Therapy Insight: Stroke Risk and Its Management in Patients With Sickle Cell Disease

Fenella J. Kirkham


Nat Clin Pract Neurol. 2007;3(5):264-278. 

In This Article

Clinical Presentation of Stroke in Sickle Cell Disease

There is a broad spectrum of acute presentation with CVA and other neurological complications in patients with SCD ( Table 1 ). Clinical stroke, with focal signs lasting more than 24 hours (Figure 1A),[4] is 250 times more common in children with SCD than in the general pediatric population,[5] and commonly presents 'out of the blue' in an apparently well child.[1] Patients with SCD also have transient ischemic attacks with symptoms and signs resolving within 24 hours,[3] although many of these individuals are found to have had recent cerebral infarction or atrophy on imaging (Figure 1B).[4] The insidious onset of 'soft neurological signs', such as difficulty in tapping quickly, is usually associated with cerebral infarction.[6,7] In addition, seizures[8] (Figure 1C), coma[9] (Figure 1D) and headache[10] (Figure 1E) are common presentations of stroke and cerebrovascular disease in children with SCD. Hyperventilation, for example during an electroencephalogram, occasionally provokes transient or permanent neurological deficits, usually involving the posterior circulation territory.[11] Altered mental status—with or without reduced level of consciousness, headache, seizures, visual loss or focal signs—can occur in numerous contexts, including infection (Figure 1D), shunted hydrocephalus[12] (Figure 1E), acute chest syndrome (ACS)[13,14,15] (Figure 1F), aplastic anemia secondary to parvovirus,[16,17] after surgery,[10,18,19] transfusion[20] or immunosuppression[21,22] (Figure 1G), and apparently spontaneously[23] (Figure 1H). In one large series of patients with ACS, 3% of children had neurological symptoms at presentation, and such symptoms developed in a further 7-10% as a complication of ACS.[13] These patients are classified clinically as having had a CVA,[2,3] although there is a wide differential of focal and generalized vascular and nonvascular pathologies—often distinguished using acute magnetic resonance techniques[23] (Figure 1)—with important management implications.[11,12,13,14,15,16,17,18,19,20,21,22,23,24,25,26,27]

Axial T2-weighted MRI (unless otherwise stated). (A) Large middle cerebral territory infarct in a previously asymptomatic girl with sickle cell anemia (SCA). (B) Left occipital infarct with moderate lobar atrophy (arrow) in a boy with HbSβ0-thalassemia who presented with two episodes of reversible ischemic neurological deficit (left and right hemiparesis). (C) Covert ('silent') infarctions (arrow) in a child with SCA and focal tonic seizures. (D) Infarction in both anterior and posterior arterial border zones in an 8-year-old boy with previously uncomplicated SCA who developed seizures and coma after surgery to drain a painful swelling of his left cheek, which was sustained after a fall and was associated with fever. (E) CT scan of a child with hemoglobin sickle cell disease who had a shunt placed in infancy. The scan was performed 10 days after presentation with headache, and shows definite cerebral edema; the dense appearance of the straight sinus (arrow) raises the possibility of venous sinus thrombosis, but is not diagnostic. (F) Signal change in the left posterior occipital (arrow) and bilateral high parietal regions ('reversible posterior leukoencephalopathy') with hippocampal involvement in a woman with previously uncomplicated SCA who presented aged 18 years with acute chest syndrome. (G) Signal change in the grey and white matter ('reversible posterior leukoencephalopathy'; arrows) in a 9-year-old boy with SCA who had been treated with ciclosporin for nephrotic syndrome. (H) Intracerebral hemorrhage (arrow) in a previously well child with SCA who presented with acute headache.

**Extracted information**.
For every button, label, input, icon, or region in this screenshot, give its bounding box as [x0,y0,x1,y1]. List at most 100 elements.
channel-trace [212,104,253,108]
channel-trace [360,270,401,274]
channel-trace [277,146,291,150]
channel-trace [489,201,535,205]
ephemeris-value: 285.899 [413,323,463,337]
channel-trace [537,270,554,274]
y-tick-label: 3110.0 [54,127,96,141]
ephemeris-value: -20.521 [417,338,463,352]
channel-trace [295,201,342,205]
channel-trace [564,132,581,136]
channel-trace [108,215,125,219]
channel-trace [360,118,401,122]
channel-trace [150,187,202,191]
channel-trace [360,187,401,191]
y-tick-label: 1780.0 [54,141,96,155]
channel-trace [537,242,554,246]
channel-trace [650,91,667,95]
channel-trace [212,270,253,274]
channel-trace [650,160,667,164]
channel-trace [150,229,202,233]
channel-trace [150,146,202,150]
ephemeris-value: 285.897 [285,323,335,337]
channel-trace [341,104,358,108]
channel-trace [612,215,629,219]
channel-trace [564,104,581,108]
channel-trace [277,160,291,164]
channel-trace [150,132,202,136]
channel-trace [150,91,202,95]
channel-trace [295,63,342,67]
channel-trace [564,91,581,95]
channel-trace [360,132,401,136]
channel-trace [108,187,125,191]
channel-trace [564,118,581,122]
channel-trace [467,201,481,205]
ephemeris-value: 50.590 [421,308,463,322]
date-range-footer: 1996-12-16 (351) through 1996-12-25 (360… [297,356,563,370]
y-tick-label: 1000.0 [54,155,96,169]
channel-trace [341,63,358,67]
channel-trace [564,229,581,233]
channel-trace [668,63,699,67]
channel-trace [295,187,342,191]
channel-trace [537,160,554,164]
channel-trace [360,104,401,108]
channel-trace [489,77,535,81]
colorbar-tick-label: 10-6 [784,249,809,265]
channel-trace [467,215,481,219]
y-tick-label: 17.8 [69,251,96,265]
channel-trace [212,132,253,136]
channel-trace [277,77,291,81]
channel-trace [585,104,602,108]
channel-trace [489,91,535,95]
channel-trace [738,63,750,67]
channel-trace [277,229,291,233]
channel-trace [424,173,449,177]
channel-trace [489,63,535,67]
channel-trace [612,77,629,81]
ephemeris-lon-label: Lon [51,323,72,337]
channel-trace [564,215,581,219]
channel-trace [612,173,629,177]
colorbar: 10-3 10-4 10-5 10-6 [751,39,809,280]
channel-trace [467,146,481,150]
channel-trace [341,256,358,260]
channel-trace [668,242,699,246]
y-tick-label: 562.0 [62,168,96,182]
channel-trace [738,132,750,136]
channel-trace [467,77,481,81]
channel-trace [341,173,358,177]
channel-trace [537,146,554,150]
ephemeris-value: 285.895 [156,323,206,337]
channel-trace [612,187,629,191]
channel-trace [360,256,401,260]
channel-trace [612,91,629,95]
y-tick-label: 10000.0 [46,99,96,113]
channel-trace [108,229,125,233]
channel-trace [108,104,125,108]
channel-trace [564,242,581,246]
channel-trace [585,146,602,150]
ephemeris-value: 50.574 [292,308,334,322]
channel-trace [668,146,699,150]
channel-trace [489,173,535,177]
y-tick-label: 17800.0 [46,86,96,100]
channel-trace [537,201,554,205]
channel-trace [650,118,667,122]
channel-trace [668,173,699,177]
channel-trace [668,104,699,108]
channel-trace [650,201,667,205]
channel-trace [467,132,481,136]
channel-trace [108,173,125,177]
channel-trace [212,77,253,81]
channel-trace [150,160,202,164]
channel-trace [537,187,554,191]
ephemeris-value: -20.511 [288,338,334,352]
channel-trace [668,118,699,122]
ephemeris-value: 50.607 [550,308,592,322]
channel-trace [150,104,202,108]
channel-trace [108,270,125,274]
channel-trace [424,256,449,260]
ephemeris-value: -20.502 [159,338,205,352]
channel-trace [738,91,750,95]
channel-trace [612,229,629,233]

**What you need to do**.
1. According to the sickle cell stroke article, how much more common is clinical stroke in children with SCD than in the general pediatric population?
2. Write the next part of the sickle cell stroke article, starting after its final sentence.
Nothing in the listing is needed here.

**Your written answers**.
1. It is 250 times more common.

2.
In addition to those who have had obvious acute neurological events, by adolescence up to 25% of children with homozygous sickle cell anemia have covert or 'silent' infarction on MRI, characteristically in the anterior or posterior border zones[28,29,30,31] (Figure 1C), without having had a clinical stroke. Voxel-based morphometry (Figure 2) shows that, compared with controls, there is evidence of damage in the white matter of the border zones, even in patients with sickle cell anemia who have normal T2-weighted MRI.[31] Neurological examination is usually normal,[6,7] although these patients might have had subtle transient ischemic attacks, headaches or seizures.[32] Cognitive difficulties,[33,34] which commonly affect attention[33] and executive function,[35] are common in SCD, sometimes from infancy;[36] they can be progressive,[37,38] and are associated with covert brain damage.[31,33,37,39]

Voxel-based morphometry comparison of white matter density between controls and patients with sickle cell anemia and covert infarction. Regions of reduced white matter density in patients with sickle cell anemia and covert infarction are displayed on the mean white matter segment. The white matter abnormality distribution is similar to that in the patient with overt stroke shown in Figure 1D.